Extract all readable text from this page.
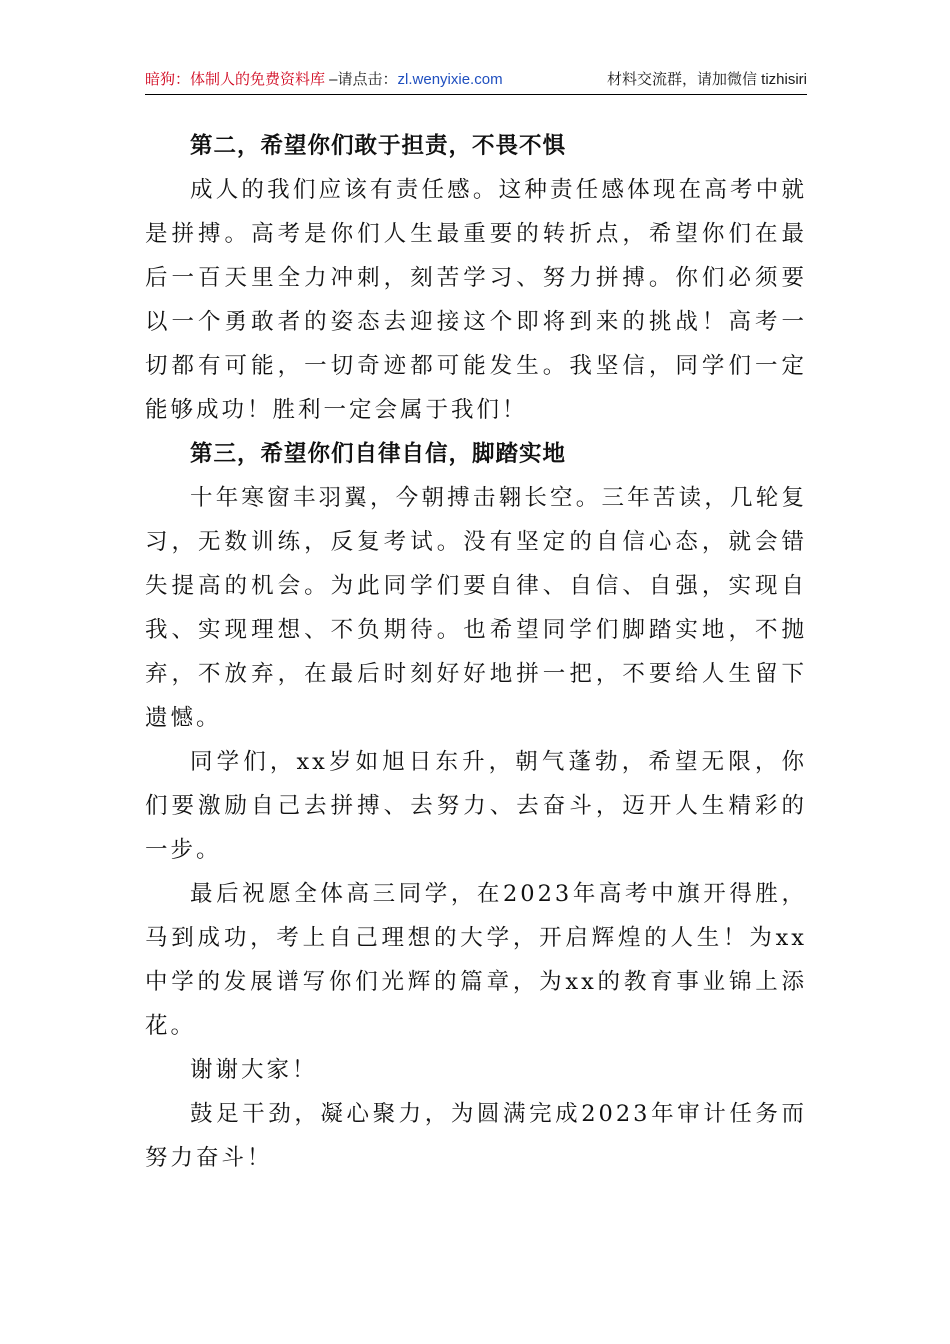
暗狗：体制人的免费资料库 –请点击：zl.wenyixie.com	材料交流群，请加微信 tizhisiri
第二，希望你们敢于担责，不畏不惧

成人的我们应该有责任感。这种责任感体现在高考中就是拼搏。高考是你们人生最重要的转折点，希望你们在最后一百天里全力冲刺，刻苦学习、努力拼搏。你们必须要以一个勇敢者的姿态去迎接这个即将到来的挑战！高考一切都有可能，一切奇迹都可能发生。我坚信，同学们一定能够成功！胜利一定会属于我们！

第三，希望你们自律自信，脚踏实地

十年寒窗丰羽翼，今朝搏击翱长空。三年苦读，几轮复习，无数训练，反复考试。没有坚定的自信心态，就会错失提高的机会。为此同学们要自律、自信、自强，实现自我、实现理想、不负期待。也希望同学们脚踏实地，不抛弃，不放弃，在最后时刻好好地拼一把，不要给人生留下遗憾。

同学们，xx岁如旭日东升，朝气蓬勃，希望无限，你们要激励自己去拼搏、去努力、去奋斗，迈开人生精彩的一步。

最后祝愿全体高三同学，在2023年高考中旗开得胜，马到成功，考上自己理想的大学，开启辉煌的人生！为xx中学的发展谱写你们光辉的篇章，为xx的教育事业锦上添花。

谢谢大家！

鼓足干劲，凝心聚力，为圆满完成2023年审计任务而努力奋斗！
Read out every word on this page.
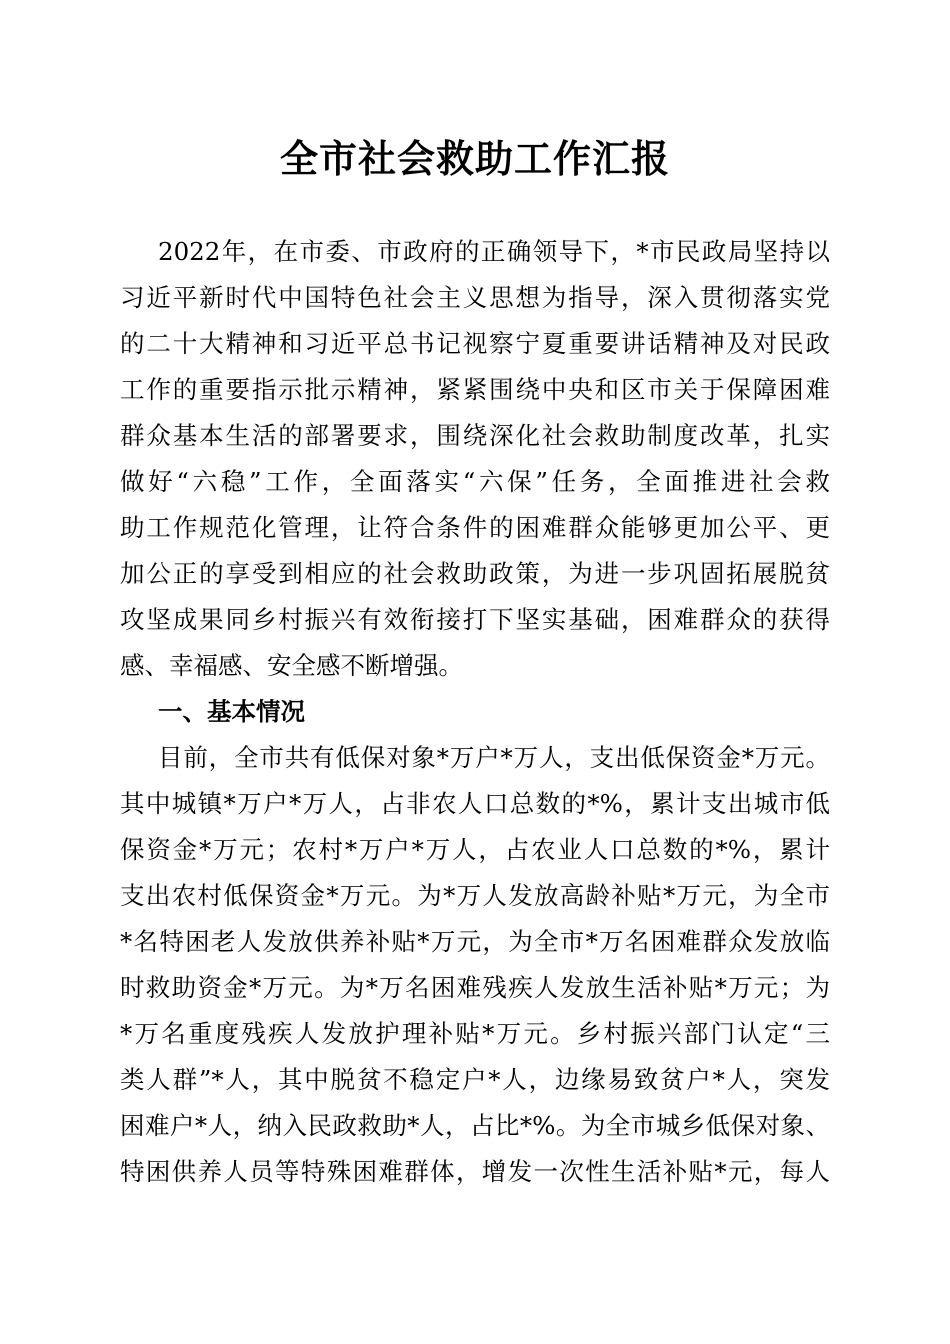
全市社会救助工作汇报
2022年，在市委、市政府的正确领导下，*市民政局坚持以
习近平新时代中国特色社会主义思想为指导，深入贯彻落实党
的二十大精神和习近平总书记视察宁夏重要讲话精神及对民政
工作的重要指示批示精神，紧紧围绕中央和区市关于保障困难
群众基本生活的部署要求，围绕深化社会救助制度改革，扎实
做好“六稳”工作，全面落实“六保”任务，全面推进社会救
助工作规范化管理，让符合条件的困难群众能够更加公平、更
加公正的享受到相应的社会救助政策，为进一步巩固拓展脱贫
攻坚成果同乡村振兴有效衔接打下坚实基础，困难群众的获得
感、幸福感、安全感不断增强。
一、基本情况
目前，全市共有低保对象*万户*万人，支出低保资金*万元。
其中城镇*万户*万人，占非农人口总数的*%，累计支出城市低
保资金*万元；农村*万户*万人，占农业人口总数的*%，累计
支出农村低保资金*万元。为*万人发放高龄补贴*万元，为全市
*名特困老人发放供养补贴*万元，为全市*万名困难群众发放临
时救助资金*万元。为*万名困难残疾人发放生活补贴*万元；为
*万名重度残疾人发放护理补贴*万元。乡村振兴部门认定“三
类人群”*人，其中脱贫不稳定户*人，边缘易致贫户*人，突发
困难户*人，纳入民政救助*人，占比*%。为全市城乡低保对象、
特困供养人员等特殊困难群体，增发一次性生活补贴*元，每人
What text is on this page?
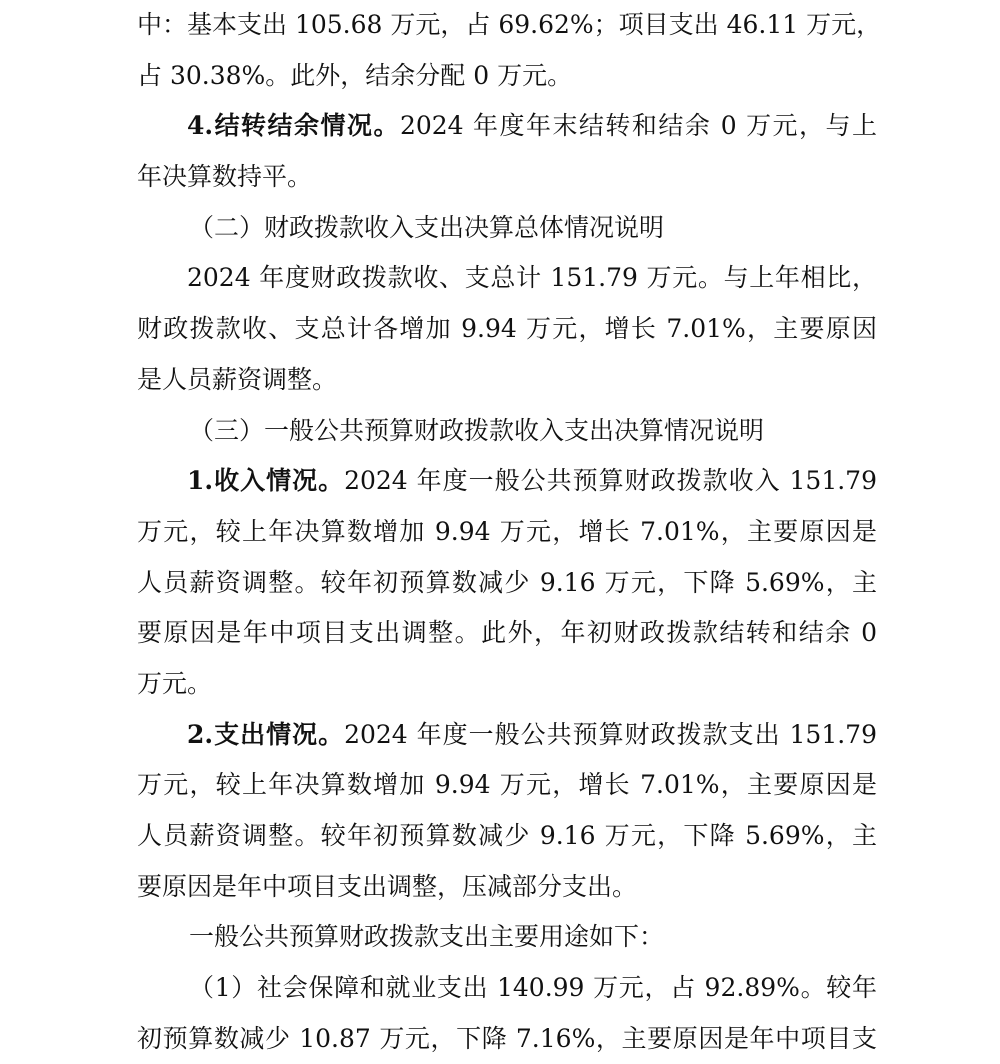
中：基本支出 105.68 万元，占 69.62%；项目支出 46.11 万元，
占 30.38%。此外，结余分配 0 万元。
4.结转结余情况。2024 年度年末结转和结余 0 万元，与上
年决算数持平。
（二）财政拨款收入支出决算总体情况说明
2024 年度财政拨款收、支总计 151.79 万元。与上年相比，
财政拨款收、支总计各增加 9.94 万元，增长 7.01%，主要原因
是人员薪资调整。
（三）一般公共预算财政拨款收入支出决算情况说明
1.收入情况。2024 年度一般公共预算财政拨款收入 151.79
万元，较上年决算数增加 9.94 万元，增长 7.01%，主要原因是
人员薪资调整。较年初预算数减少 9.16 万元，下降 5.69%，主
要原因是年中项目支出调整。此外，年初财政拨款结转和结余 0
万元。
2.支出情况。2024 年度一般公共预算财政拨款支出 151.79
万元，较上年决算数增加 9.94 万元，增长 7.01%，主要原因是
人员薪资调整。较年初预算数减少 9.16 万元，下降 5.69%，主
要原因是年中项目支出调整，压减部分支出。
一般公共预算财政拨款支出主要用途如下：
（1）社会保障和就业支出 140.99 万元，占 92.89%。较年
初预算数减少 10.87 万元，下降 7.16%，主要原因是年中项目支
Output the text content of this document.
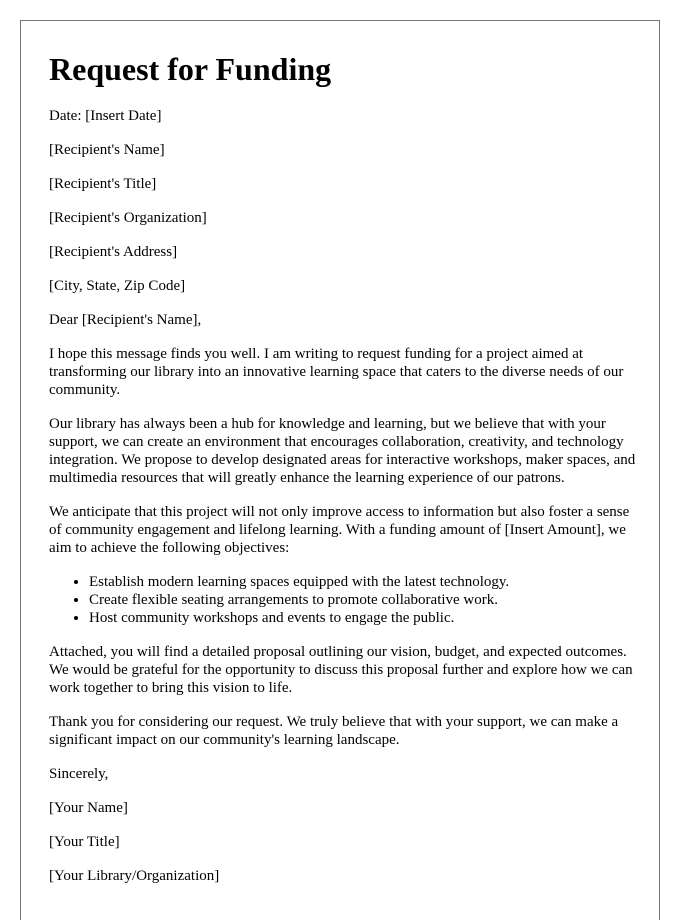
Request for Funding

Date: [Insert Date]

[Recipient's Name]

[Recipient's Title]

[Recipient's Organization]

[Recipient's Address]

[City, State, Zip Code]

Dear [Recipient's Name],

I hope this message finds you well. I am writing to request funding for a project aimed at transforming our library into an innovative learning space that caters to the diverse needs of our community.

Our library has always been a hub for knowledge and learning, but we believe that with your support, we can create an environment that encourages collaboration, creativity, and technology integration. We propose to develop designated areas for interactive workshops, maker spaces, and multimedia resources that will greatly enhance the learning experience of our patrons.

We anticipate that this project will not only improve access to information but also foster a sense of community engagement and lifelong learning. With a funding amount of [Insert Amount], we aim to achieve the following objectives:

• Establish modern learning spaces equipped with the latest technology.
• Create flexible seating arrangements to promote collaborative work.
• Host community workshops and events to engage the public.

Attached, you will find a detailed proposal outlining our vision, budget, and expected outcomes. We would be grateful for the opportunity to discuss this proposal further and explore how we can work together to bring this vision to life.

Thank you for considering our request. We truly believe that with your support, we can make a significant impact on our community's learning landscape.

Sincerely,

[Your Name]

[Your Title]

[Your Library/Organization]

══════

:: Task directions ::
Print each line of the material above exactly, with the pictures removed from your copy.

:: Problem solution ::
Extract all readable text from this page.
暗狗：体制人的免费资料库 –请点击：zl.wenyixie.com	材料交流群，请加微信 tizhisiri
第二，希望你们敢于担责，不畏不惧

成人的我们应该有责任感。这种责任感体现在高考中就是拼搏。高考是你们人生最重要的转折点，希望你们在最后一百天里全力冲刺，刻苦学习、努力拼搏。你们必须要以一个勇敢者的姿态去迎接这个即将到来的挑战！高考一切都有可能，一切奇迹都可能发生。我坚信，同学们一定能够成功！胜利一定会属于我们！

第三，希望你们自律自信，脚踏实地

十年寒窗丰羽翼，今朝搏击翱长空。三年苦读，几轮复习，无数训练，反复考试。没有坚定的自信心态，就会错失提高的机会。为此同学们要自律、自信、自强，实现自我、实现理想、不负期待。也希望同学们脚踏实地，不抛弃，不放弃，在最后时刻好好地拼一把，不要给人生留下遗憾。

同学们，xx岁如旭日东升，朝气蓬勃，希望无限，你们要激励自己去拼搏、去努力、去奋斗，迈开人生精彩的一步。

最后祝愿全体高三同学，在2023年高考中旗开得胜，马到成功，考上自己理想的大学，开启辉煌的人生！为xx中学的发展谱写你们光辉的篇章，为xx的教育事业锦上添花。

谢谢大家！

鼓足干劲，凝心聚力，为圆满完成2023年审计任务而努力奋斗！
Read out every word on this page.
全市社会救助工作汇报
2022年，在市委、市政府的正确领导下，*市民政局坚持以
习近平新时代中国特色社会主义思想为指导，深入贯彻落实党
的二十大精神和习近平总书记视察宁夏重要讲话精神及对民政
工作的重要指示批示精神，紧紧围绕中央和区市关于保障困难
群众基本生活的部署要求，围绕深化社会救助制度改革，扎实
做好“六稳”工作，全面落实“六保”任务，全面推进社会救
助工作规范化管理，让符合条件的困难群众能够更加公平、更
加公正的享受到相应的社会救助政策，为进一步巩固拓展脱贫
攻坚成果同乡村振兴有效衔接打下坚实基础，困难群众的获得
感、幸福感、安全感不断增强。
一、基本情况
目前，全市共有低保对象*万户*万人，支出低保资金*万元。
其中城镇*万户*万人，占非农人口总数的*%，累计支出城市低
保资金*万元；农村*万户*万人，占农业人口总数的*%，累计
支出农村低保资金*万元。为*万人发放高龄补贴*万元，为全市
*名特困老人发放供养补贴*万元，为全市*万名困难群众发放临
时救助资金*万元。为*万名困难残疾人发放生活补贴*万元；为
*万名重度残疾人发放护理补贴*万元。乡村振兴部门认定“三
类人群”*人，其中脱贫不稳定户*人，边缘易致贫户*人，突发
困难户*人，纳入民政救助*人，占比*%。为全市城乡低保对象、
特困供养人员等特殊困难群体，增发一次性生活补贴*元，每人
What text is on this page?
中：基本支出 105.68 万元，占 69.62%；项目支出 46.11 万元，
占 30.38%。此外，结余分配 0 万元。
4.结转结余情况。2024 年度年末结转和结余 0 万元，与上
年决算数持平。
（二）财政拨款收入支出决算总体情况说明
2024 年度财政拨款收、支总计 151.79 万元。与上年相比，
财政拨款收、支总计各增加 9.94 万元，增长 7.01%，主要原因
是人员薪资调整。
（三）一般公共预算财政拨款收入支出决算情况说明
1.收入情况。2024 年度一般公共预算财政拨款收入 151.79
万元，较上年决算数增加 9.94 万元，增长 7.01%，主要原因是
人员薪资调整。较年初预算数减少 9.16 万元，下降 5.69%，主
要原因是年中项目支出调整。此外，年初财政拨款结转和结余 0
万元。
2.支出情况。2024 年度一般公共预算财政拨款支出 151.79
万元，较上年决算数增加 9.94 万元，增长 7.01%，主要原因是
人员薪资调整。较年初预算数减少 9.16 万元，下降 5.69%，主
要原因是年中项目支出调整，压减部分支出。
一般公共预算财政拨款支出主要用途如下：
（1）社会保障和就业支出 140.99 万元，占 92.89%。较年
初预算数减少 10.87 万元，下降 7.16%，主要原因是年中项目支
Output the text content of this document.
Request for Funding

Date: [Insert Date]

[Recipient's Name]

[Recipient's Title]

[Recipient's Organization]

[Recipient's Address]

[City, State, Zip Code]

Dear [Recipient's Name],

I hope this message finds you well. I am writing to request funding for a project aimed at transforming our library into an innovative learning space that caters to the diverse needs of our community.

Our library has always been a hub for knowledge and learning, but we believe that with your support, we can create an environment that encourages collaboration, creativity, and technology integration. We propose to develop designated areas for interactive workshops, maker spaces, and multimedia resources that will greatly enhance the learning experience of our patrons.

We anticipate that this project will not only improve access to information but also foster a sense of community engagement and lifelong learning. With a funding amount of [Insert Amount], we aim to achieve the following objectives:

• Establish modern learning spaces equipped with the latest technology.
• Create flexible seating arrangements to promote collaborative work.
• Host community workshops and events to engage the public.

Attached, you will find a detailed proposal outlining our vision, budget, and expected outcomes. We would be grateful for the opportunity to discuss this proposal further and explore how we can work together to bring this vision to life.

Thank you for considering our request. We truly believe that with your support, we can make a significant impact on our community's learning landscape.

Sincerely,

[Your Name]

[Your Title]

[Your Library/Organization]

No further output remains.